§ Saved entries
· · ·

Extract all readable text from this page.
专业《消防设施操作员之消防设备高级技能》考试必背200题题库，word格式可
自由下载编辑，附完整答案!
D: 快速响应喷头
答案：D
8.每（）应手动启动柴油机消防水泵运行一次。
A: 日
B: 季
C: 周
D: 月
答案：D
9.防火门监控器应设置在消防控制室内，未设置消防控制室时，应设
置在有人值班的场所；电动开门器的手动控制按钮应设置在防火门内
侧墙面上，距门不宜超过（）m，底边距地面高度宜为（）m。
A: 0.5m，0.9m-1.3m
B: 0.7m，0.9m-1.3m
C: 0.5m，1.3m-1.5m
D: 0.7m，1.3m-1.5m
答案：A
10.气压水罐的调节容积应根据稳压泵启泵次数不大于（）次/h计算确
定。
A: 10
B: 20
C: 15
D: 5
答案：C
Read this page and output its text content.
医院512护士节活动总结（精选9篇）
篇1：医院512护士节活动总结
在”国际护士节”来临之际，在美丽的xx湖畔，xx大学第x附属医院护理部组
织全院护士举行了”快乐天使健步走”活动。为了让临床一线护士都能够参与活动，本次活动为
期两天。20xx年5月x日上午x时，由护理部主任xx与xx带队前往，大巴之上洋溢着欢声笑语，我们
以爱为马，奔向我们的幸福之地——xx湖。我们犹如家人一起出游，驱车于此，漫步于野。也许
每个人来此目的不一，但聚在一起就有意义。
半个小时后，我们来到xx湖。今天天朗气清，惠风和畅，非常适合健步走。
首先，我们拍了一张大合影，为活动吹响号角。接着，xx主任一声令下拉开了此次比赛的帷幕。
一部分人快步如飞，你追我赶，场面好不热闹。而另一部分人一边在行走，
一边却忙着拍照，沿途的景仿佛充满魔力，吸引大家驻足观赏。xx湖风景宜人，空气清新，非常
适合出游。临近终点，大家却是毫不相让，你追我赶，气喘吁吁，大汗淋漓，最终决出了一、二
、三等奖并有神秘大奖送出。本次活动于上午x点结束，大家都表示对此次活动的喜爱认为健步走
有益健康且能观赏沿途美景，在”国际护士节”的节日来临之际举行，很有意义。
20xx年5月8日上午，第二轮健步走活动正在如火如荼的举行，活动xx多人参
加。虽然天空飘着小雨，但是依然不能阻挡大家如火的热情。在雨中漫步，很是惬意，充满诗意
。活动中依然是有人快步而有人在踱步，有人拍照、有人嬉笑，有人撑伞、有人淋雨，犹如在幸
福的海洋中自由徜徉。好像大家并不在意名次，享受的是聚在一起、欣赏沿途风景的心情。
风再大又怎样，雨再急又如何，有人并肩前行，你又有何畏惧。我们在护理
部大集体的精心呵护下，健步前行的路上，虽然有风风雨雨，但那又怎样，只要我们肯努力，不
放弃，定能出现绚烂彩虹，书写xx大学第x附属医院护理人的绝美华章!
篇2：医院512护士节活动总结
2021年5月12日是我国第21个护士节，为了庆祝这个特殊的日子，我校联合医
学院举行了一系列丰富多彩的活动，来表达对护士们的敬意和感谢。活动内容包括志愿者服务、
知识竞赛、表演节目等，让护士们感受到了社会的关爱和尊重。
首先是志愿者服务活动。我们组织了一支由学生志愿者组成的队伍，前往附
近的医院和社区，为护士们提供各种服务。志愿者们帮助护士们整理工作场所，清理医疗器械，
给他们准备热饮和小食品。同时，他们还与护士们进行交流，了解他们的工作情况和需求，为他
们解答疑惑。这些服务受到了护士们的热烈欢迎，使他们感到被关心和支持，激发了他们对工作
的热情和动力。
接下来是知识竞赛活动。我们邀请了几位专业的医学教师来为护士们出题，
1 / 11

· · ·

§ Exercise details
Produce a verbatim transcription of the entries above.

§ Output of the task
Extract all readable text from this page.
专业《消防设施操作员之消防设备高级技能》考试必背200题题库，word格式可
自由下载编辑，附完整答案!
D: 快速响应喷头
答案：D
8.每（）应手动启动柴油机消防水泵运行一次。
A: 日
B: 季
C: 周
D: 月
答案：D
9.防火门监控器应设置在消防控制室内，未设置消防控制室时，应设
置在有人值班的场所；电动开门器的手动控制按钮应设置在防火门内
侧墙面上，距门不宜超过（）m，底边距地面高度宜为（）m。
A: 0.5m，0.9m-1.3m
B: 0.7m，0.9m-1.3m
C: 0.5m，1.3m-1.5m
D: 0.7m，1.3m-1.5m
答案：A
10.气压水罐的调节容积应根据稳压泵启泵次数不大于（）次/h计算确
定。
A: 10
B: 20
C: 15
D: 5
答案：C
Read this page and output its text content.
医院512护士节活动总结（精选9篇）
篇1：医院512护士节活动总结
在”国际护士节”来临之际，在美丽的xx湖畔，xx大学第x附属医院护理部组
织全院护士举行了”快乐天使健步走”活动。为了让临床一线护士都能够参与活动，本次活动为
期两天。20xx年5月x日上午x时，由护理部主任xx与xx带队前往，大巴之上洋溢着欢声笑语，我们
以爱为马，奔向我们的幸福之地——xx湖。我们犹如家人一起出游，驱车于此，漫步于野。也许
每个人来此目的不一，但聚在一起就有意义。
半个小时后，我们来到xx湖。今天天朗气清，惠风和畅，非常适合健步走。
首先，我们拍了一张大合影，为活动吹响号角。接着，xx主任一声令下拉开了此次比赛的帷幕。
一部分人快步如飞，你追我赶，场面好不热闹。而另一部分人一边在行走，
一边却忙着拍照，沿途的景仿佛充满魔力，吸引大家驻足观赏。xx湖风景宜人，空气清新，非常
适合出游。临近终点，大家却是毫不相让，你追我赶，气喘吁吁，大汗淋漓，最终决出了一、二
、三等奖并有神秘大奖送出。本次活动于上午x点结束，大家都表示对此次活动的喜爱认为健步走
有益健康且能观赏沿途美景，在”国际护士节”的节日来临之际举行，很有意义。
20xx年5月8日上午，第二轮健步走活动正在如火如荼的举行，活动xx多人参
加。虽然天空飘着小雨，但是依然不能阻挡大家如火的热情。在雨中漫步，很是惬意，充满诗意
。活动中依然是有人快步而有人在踱步，有人拍照、有人嬉笑，有人撑伞、有人淋雨，犹如在幸
福的海洋中自由徜徉。好像大家并不在意名次，享受的是聚在一起、欣赏沿途风景的心情。
风再大又怎样，雨再急又如何，有人并肩前行，你又有何畏惧。我们在护理
部大集体的精心呵护下，健步前行的路上，虽然有风风雨雨，但那又怎样，只要我们肯努力，不
放弃，定能出现绚烂彩虹，书写xx大学第x附属医院护理人的绝美华章!
篇2：医院512护士节活动总结
2021年5月12日是我国第21个护士节，为了庆祝这个特殊的日子，我校联合医
学院举行了一系列丰富多彩的活动，来表达对护士们的敬意和感谢。活动内容包括志愿者服务、
知识竞赛、表演节目等，让护士们感受到了社会的关爱和尊重。
首先是志愿者服务活动。我们组织了一支由学生志愿者组成的队伍，前往附
近的医院和社区，为护士们提供各种服务。志愿者们帮助护士们整理工作场所，清理医疗器械，
给他们准备热饮和小食品。同时，他们还与护士们进行交流，了解他们的工作情况和需求，为他
们解答疑惑。这些服务受到了护士们的热烈欢迎，使他们感到被关心和支持，激发了他们对工作
的热情和动力。
接下来是知识竞赛活动。我们邀请了几位专业的医学教师来为护士们出题，
1 / 11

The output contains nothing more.